Given instruction →
Write out the whole listing word for word.
· · · ·
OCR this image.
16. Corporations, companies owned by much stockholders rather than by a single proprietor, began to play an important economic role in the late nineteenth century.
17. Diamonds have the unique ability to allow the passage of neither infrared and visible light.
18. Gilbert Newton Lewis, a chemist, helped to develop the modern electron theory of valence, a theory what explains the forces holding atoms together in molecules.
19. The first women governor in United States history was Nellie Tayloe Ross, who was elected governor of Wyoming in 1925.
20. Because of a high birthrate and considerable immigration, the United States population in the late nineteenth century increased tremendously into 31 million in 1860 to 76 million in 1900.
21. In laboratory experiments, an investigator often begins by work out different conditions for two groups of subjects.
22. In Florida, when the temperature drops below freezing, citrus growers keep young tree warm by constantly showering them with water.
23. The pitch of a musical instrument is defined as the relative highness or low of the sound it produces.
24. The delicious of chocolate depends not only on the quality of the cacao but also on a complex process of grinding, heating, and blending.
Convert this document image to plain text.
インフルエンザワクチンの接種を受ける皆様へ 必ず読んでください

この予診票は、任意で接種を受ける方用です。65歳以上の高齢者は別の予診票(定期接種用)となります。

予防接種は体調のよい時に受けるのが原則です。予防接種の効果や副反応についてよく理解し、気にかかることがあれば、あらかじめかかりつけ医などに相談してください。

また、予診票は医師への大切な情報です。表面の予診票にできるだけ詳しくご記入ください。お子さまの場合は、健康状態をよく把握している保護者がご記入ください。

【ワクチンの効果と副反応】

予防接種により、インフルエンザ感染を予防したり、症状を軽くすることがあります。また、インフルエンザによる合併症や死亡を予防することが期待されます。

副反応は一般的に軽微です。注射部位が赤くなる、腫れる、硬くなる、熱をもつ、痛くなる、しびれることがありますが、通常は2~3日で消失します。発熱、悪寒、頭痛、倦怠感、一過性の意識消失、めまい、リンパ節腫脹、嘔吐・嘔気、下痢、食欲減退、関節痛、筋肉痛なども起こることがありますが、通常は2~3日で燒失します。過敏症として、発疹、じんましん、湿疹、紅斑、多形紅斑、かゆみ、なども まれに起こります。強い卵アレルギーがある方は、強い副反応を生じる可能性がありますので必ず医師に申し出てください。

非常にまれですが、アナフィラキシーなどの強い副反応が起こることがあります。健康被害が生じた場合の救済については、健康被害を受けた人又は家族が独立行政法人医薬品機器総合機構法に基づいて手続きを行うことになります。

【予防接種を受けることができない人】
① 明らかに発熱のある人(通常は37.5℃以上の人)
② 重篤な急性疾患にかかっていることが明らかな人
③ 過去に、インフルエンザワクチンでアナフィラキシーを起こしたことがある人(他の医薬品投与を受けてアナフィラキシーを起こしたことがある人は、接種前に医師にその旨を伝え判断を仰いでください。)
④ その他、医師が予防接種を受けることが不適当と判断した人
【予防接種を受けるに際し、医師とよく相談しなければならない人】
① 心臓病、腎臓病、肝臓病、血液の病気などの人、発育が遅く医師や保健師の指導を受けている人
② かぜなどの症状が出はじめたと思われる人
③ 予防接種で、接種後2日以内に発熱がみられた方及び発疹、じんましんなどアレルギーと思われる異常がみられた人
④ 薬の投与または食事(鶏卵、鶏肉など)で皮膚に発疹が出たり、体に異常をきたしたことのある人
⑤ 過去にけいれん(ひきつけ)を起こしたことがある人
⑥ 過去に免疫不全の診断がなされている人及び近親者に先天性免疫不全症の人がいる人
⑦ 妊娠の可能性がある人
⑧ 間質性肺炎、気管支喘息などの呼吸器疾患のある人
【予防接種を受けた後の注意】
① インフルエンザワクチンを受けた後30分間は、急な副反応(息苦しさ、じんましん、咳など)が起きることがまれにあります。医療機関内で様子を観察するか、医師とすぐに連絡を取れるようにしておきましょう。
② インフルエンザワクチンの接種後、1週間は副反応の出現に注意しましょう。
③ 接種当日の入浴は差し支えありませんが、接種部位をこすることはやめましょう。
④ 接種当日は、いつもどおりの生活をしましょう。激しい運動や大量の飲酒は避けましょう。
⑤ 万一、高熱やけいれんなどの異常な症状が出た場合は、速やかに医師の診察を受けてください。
· · · ·
Complete answer →
OCR this image.
16. Corporations, companies owned by much stockholders rather than by a single proprietor, began to play an important economic role in the late nineteenth century.
17. Diamonds have the unique ability to allow the passage of neither infrared and visible light.
18. Gilbert Newton Lewis, a chemist, helped to develop the modern electron theory of valence, a theory what explains the forces holding atoms together in molecules.
19. The first women governor in United States history was Nellie Tayloe Ross, who was elected governor of Wyoming in 1925.
20. Because of a high birthrate and considerable immigration, the United States population in the late nineteenth century increased tremendously into 31 million in 1860 to 76 million in 1900.
21. In laboratory experiments, an investigator often begins by work out different conditions for two groups of subjects.
22. In Florida, when the temperature drops below freezing, citrus growers keep young tree warm by constantly showering them with water.
23. The pitch of a musical instrument is defined as the relative highness or low of the sound it produces.
24. The delicious of chocolate depends not only on the quality of the cacao but also on a complex process of grinding, heating, and blending.
Convert this document image to plain text.
インフルエンザワクチンの接種を受ける皆様へ 必ず読んでください

この予診票は、任意で接種を受ける方用です。65歳以上の高齢者は別の予診票(定期接種用)となります。

予防接種は体調のよい時に受けるのが原則です。予防接種の効果や副反応についてよく理解し、気にかかることがあれば、あらかじめかかりつけ医などに相談してください。

また、予診票は医師への大切な情報です。表面の予診票にできるだけ詳しくご記入ください。お子さまの場合は、健康状態をよく把握している保護者がご記入ください。

【ワクチンの効果と副反応】

予防接種により、インフルエンザ感染を予防したり、症状を軽くすることがあります。また、インフルエンザによる合併症や死亡を予防することが期待されます。

副反応は一般的に軽微です。注射部位が赤くなる、腫れる、硬くなる、熱をもつ、痛くなる、しびれることがありますが、通常は2~3日で消失します。発熱、悪寒、頭痛、倦怠感、一過性の意識消失、めまい、リンパ節腫脹、嘔吐・嘔気、下痢、食欲減退、関節痛、筋肉痛なども起こることがありますが、通常は2~3日で燒失します。過敏症として、発疹、じんましん、湿疹、紅斑、多形紅斑、かゆみ、なども まれに起こります。強い卵アレルギーがある方は、強い副反応を生じる可能性がありますので必ず医師に申し出てください。

非常にまれですが、アナフィラキシーなどの強い副反応が起こることがあります。健康被害が生じた場合の救済については、健康被害を受けた人又は家族が独立行政法人医薬品機器総合機構法に基づいて手続きを行うことになります。

【予防接種を受けることができない人】
① 明らかに発熱のある人(通常は37.5℃以上の人)
② 重篤な急性疾患にかかっていることが明らかな人
③ 過去に、インフルエンザワクチンでアナフィラキシーを起こしたことがある人(他の医薬品投与を受けてアナフィラキシーを起こしたことがある人は、接種前に医師にその旨を伝え判断を仰いでください。)
④ その他、医師が予防接種を受けることが不適当と判断した人
【予防接種を受けるに際し、医師とよく相談しなければならない人】
① 心臓病、腎臓病、肝臓病、血液の病気などの人、発育が遅く医師や保健師の指導を受けている人
② かぜなどの症状が出はじめたと思われる人
③ 予防接種で、接種後2日以内に発熱がみられた方及び発疹、じんましんなどアレルギーと思われる異常がみられた人
④ 薬の投与または食事(鶏卵、鶏肉など)で皮膚に発疹が出たり、体に異常をきたしたことのある人
⑤ 過去にけいれん(ひきつけ)を起こしたことがある人
⑥ 過去に免疫不全の診断がなされている人及び近親者に先天性免疫不全症の人がいる人
⑦ 妊娠の可能性がある人
⑧ 間質性肺炎、気管支喘息などの呼吸器疾患のある人
【予防接種を受けた後の注意】
① インフルエンザワクチンを受けた後30分間は、急な副反応(息苦しさ、じんましん、咳など)が起きることがまれにあります。医療機関内で様子を観察するか、医師とすぐに連絡を取れるようにしておきましょう。
② インフルエンザワクチンの接種後、1週間は副反応の出現に注意しましょう。
③ 接種当日の入浴は差し支えありませんが、接種部位をこすることはやめましょう。
④ 接種当日は、いつもどおりの生活をしましょう。激しい運動や大量の飲酒は避けましょう。
⑤ 万一、高熱やけいれんなどの異常な症状が出た場合は、速やかに医師の診察を受けてください。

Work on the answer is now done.